*Complete the following:*
(a) Please extract the passage of the Flyers game report from "What Emery did" to "a goaltender-by-committee system.".
(b) In the Flyers game report, who said "That stays in the room"?

------ Quoted passage ------

As if that was not bad enough, following the point-after conversion by Washington to make it 7-0 on Joel Ward’s third of the night, in true Philadelphia fashion, the only way to satisfy the hostile crowd was to “beat” the Capitals. So “Fight Night” was on.
The Flyers, needless to say, were a frustrated team. They received a locker room visit from Holmgren following the tumultuous middle period.
The message? “That stays in the room,” said head coach Craig Berube.
Whatever the message, if fight back is what the GM wanted, it is hard to say he did not receive just that. Emery’s actions, while exciting and a wake-up to a dead crowd, created its own firestorm that will hurt the Flyers in more ways than one.
What Emery did is a disgrace to goaltenders and the integrity of the sport. He jumped a goalie that clearly did not want to join the fracas, and then proceeded to punch him despite Braden Holtby not dropping his gloves.
What kind of discipline Emery receives is yet to be known, but it almost surely means the net will be Steve Mason’s for an extended period. This is not really bad news for the Flyers, though, as Mason far exceeded Emery and seemed to win the starting job after the season started as a goaltender-by-committee system.

------ Given entries ------

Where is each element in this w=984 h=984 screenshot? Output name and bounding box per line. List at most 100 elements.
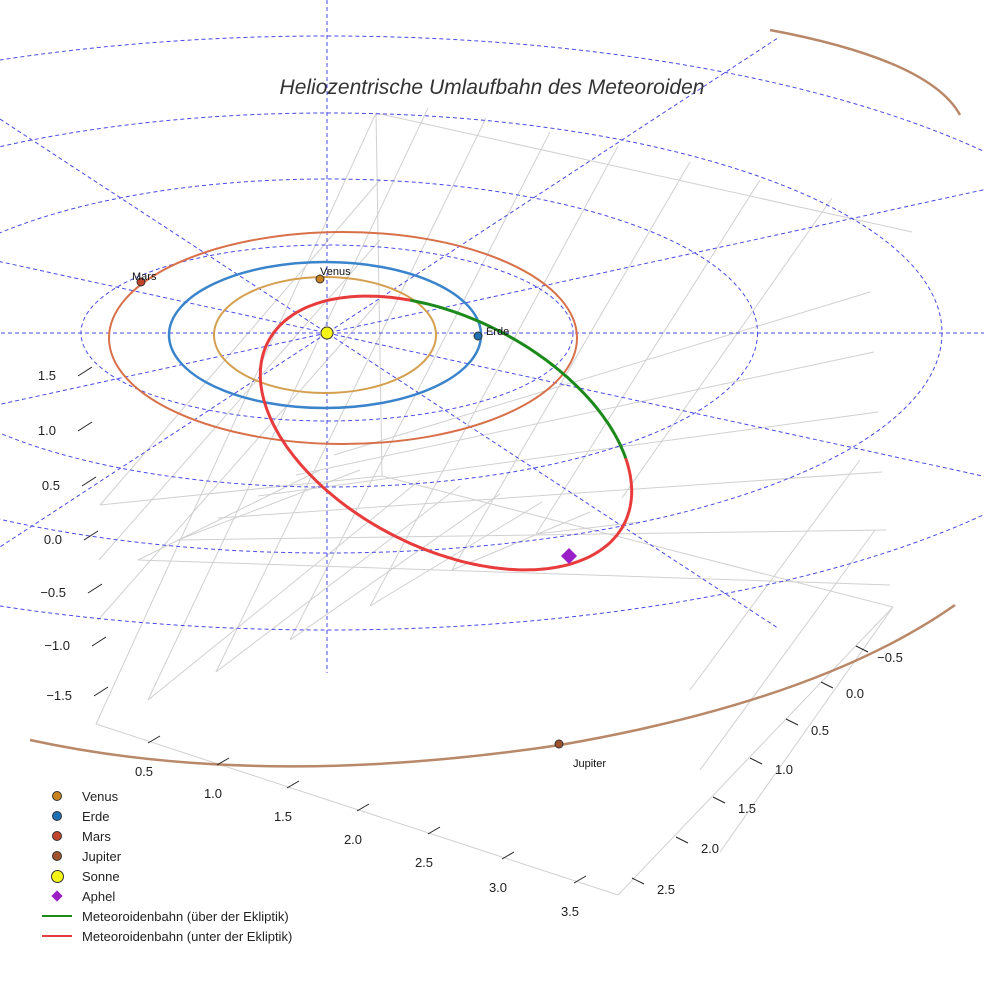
z-tick-mark	[77, 421, 93, 432]
legend-symbol	[40, 826, 74, 846]
grid-line	[375, 112, 913, 233]
y-tick-label: 1.0	[775, 762, 793, 777]
sun-marker	[320, 326, 334, 340]
grid-line	[451, 161, 691, 571]
legend-symbol	[40, 886, 74, 906]
y-tick-mark	[820, 681, 834, 689]
y-tick-mark	[749, 757, 763, 765]
z-tick-mark	[91, 636, 107, 647]
x-tick-mark	[501, 851, 515, 860]
jupiter-label: Jupiter	[573, 758, 606, 770]
grid-line	[177, 469, 361, 541]
z-tick-mark	[93, 686, 109, 697]
jupiter-orbit-lower	[29, 603, 956, 768]
legend-dot	[52, 811, 62, 821]
grid-line	[217, 471, 883, 519]
grid-line	[177, 529, 887, 541]
polar-spoke	[0, 118, 778, 628]
venus-marker	[315, 274, 325, 284]
y-tick-mark	[712, 796, 726, 804]
chart-title: Heliozentrische Umlaufbahn des Meteoroid…	[280, 76, 705, 99]
z-tick-mark	[77, 366, 93, 377]
z-tick-label: 1.0	[38, 423, 56, 438]
legend: Venus Erde Mars Jupiter Sonne Aphel Meteoroide…	[40, 786, 292, 946]
legend-dot	[52, 791, 62, 801]
x-tick-label: 3.5	[561, 904, 579, 919]
y-tick-mark	[675, 836, 689, 844]
y-tick-mark	[785, 718, 799, 726]
legend-line	[42, 915, 72, 917]
legend-line	[42, 935, 72, 937]
grid-line	[215, 485, 461, 673]
polar-spoke	[0, 38, 778, 548]
x-tick-label: 2.0	[344, 832, 362, 847]
grid-line	[719, 606, 894, 853]
legend-label: Jupiter	[82, 848, 122, 864]
legend-diamond	[51, 890, 63, 902]
legend-symbol	[40, 906, 74, 926]
legend-item: Mars	[40, 826, 292, 846]
grid-line	[99, 475, 383, 506]
venus-orbit	[213, 276, 437, 394]
legend-label: Meteoroidenbahn (unter der Ekliptik)	[82, 928, 293, 944]
y-tick-label: 0.5	[811, 723, 829, 738]
y-tick-label: 2.0	[701, 841, 719, 856]
z-tick-label: 0.0	[44, 532, 62, 547]
legend-symbol	[40, 786, 74, 806]
x-tick-mark	[356, 803, 370, 812]
grid-line	[257, 411, 879, 497]
grid-line	[369, 145, 619, 607]
grid-line	[137, 559, 891, 586]
grid-line	[699, 529, 876, 771]
x-tick-mark	[216, 757, 230, 766]
earth-label: Erde	[486, 326, 509, 338]
legend-item: Erde	[40, 806, 292, 826]
legend-item: Jupiter	[40, 846, 292, 866]
z-tick-mark	[83, 530, 99, 541]
legend-item: Aphel	[40, 886, 292, 906]
earth-marker	[473, 331, 483, 341]
z-tick-label: 0.5	[42, 478, 60, 493]
grid-line	[99, 179, 381, 506]
grid-line	[289, 493, 501, 641]
y-tick-label: 2.5	[657, 882, 675, 897]
grid-line	[621, 197, 833, 499]
legend-item: Sonne	[40, 866, 292, 886]
grid-line	[295, 351, 875, 476]
z-tick-label: −0.5	[40, 585, 66, 600]
x-tick-label: 0.5	[135, 764, 153, 779]
z-tick-mark	[81, 476, 97, 487]
y-tick-mark	[855, 645, 869, 653]
grid-line	[137, 469, 321, 561]
meteoroid-orbit-above	[409, 298, 628, 459]
grid-line	[617, 606, 894, 896]
y-tick-label: 0.0	[846, 686, 864, 701]
grid-line	[97, 299, 381, 621]
legend-symbol	[40, 926, 74, 946]
grid-line	[375, 112, 383, 477]
x-tick-mark	[573, 875, 587, 884]
jupiter-marker	[554, 739, 564, 749]
planet-orbits	[29, 28, 962, 768]
legend-dot	[52, 851, 62, 861]
aphel-marker	[561, 548, 577, 564]
venus-label: Venus	[320, 266, 351, 278]
legend-dot	[52, 831, 62, 841]
x-tick-label: 3.0	[489, 880, 507, 895]
x-tick-label: 2.5	[415, 855, 433, 870]
legend-label: Mars	[82, 828, 111, 844]
grid-line	[95, 723, 619, 896]
grid-line	[535, 179, 761, 535]
grid-line	[689, 459, 861, 691]
grid-line	[333, 291, 871, 456]
jupiter-orbit-upper	[769, 28, 962, 116]
mars-orbit	[108, 231, 578, 445]
legend-label: Meteoroidenbahn (über der Ekliptik)	[82, 908, 289, 924]
mars-marker	[136, 277, 146, 287]
legend-label: Erde	[82, 808, 110, 824]
meteoroid-orbit	[258, 294, 634, 572]
grid-line	[289, 131, 551, 641]
legend-label: Sonne	[82, 868, 120, 884]
grid-line	[147, 479, 421, 701]
mars-label: Mars	[132, 271, 157, 283]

------

*Solutions to the tasks:*
(a)
What Emery did is a disgrace to goaltenders and the integrity of the sport. He jumped a goalie that clearly did not want to join the fracas, and then proceeded to punch him despite Braden Holtby not dropping his gloves.
What kind of discipline Emery receives is yet to be known, but it almost surely means the net will be Steve Mason’s for an extended period. This is not really bad news for the Flyers, though, as Mason far exceeded Emery and seemed to win the starting job after the season started as a goaltender-by-committee system.

(b) Head coach Craig Berube.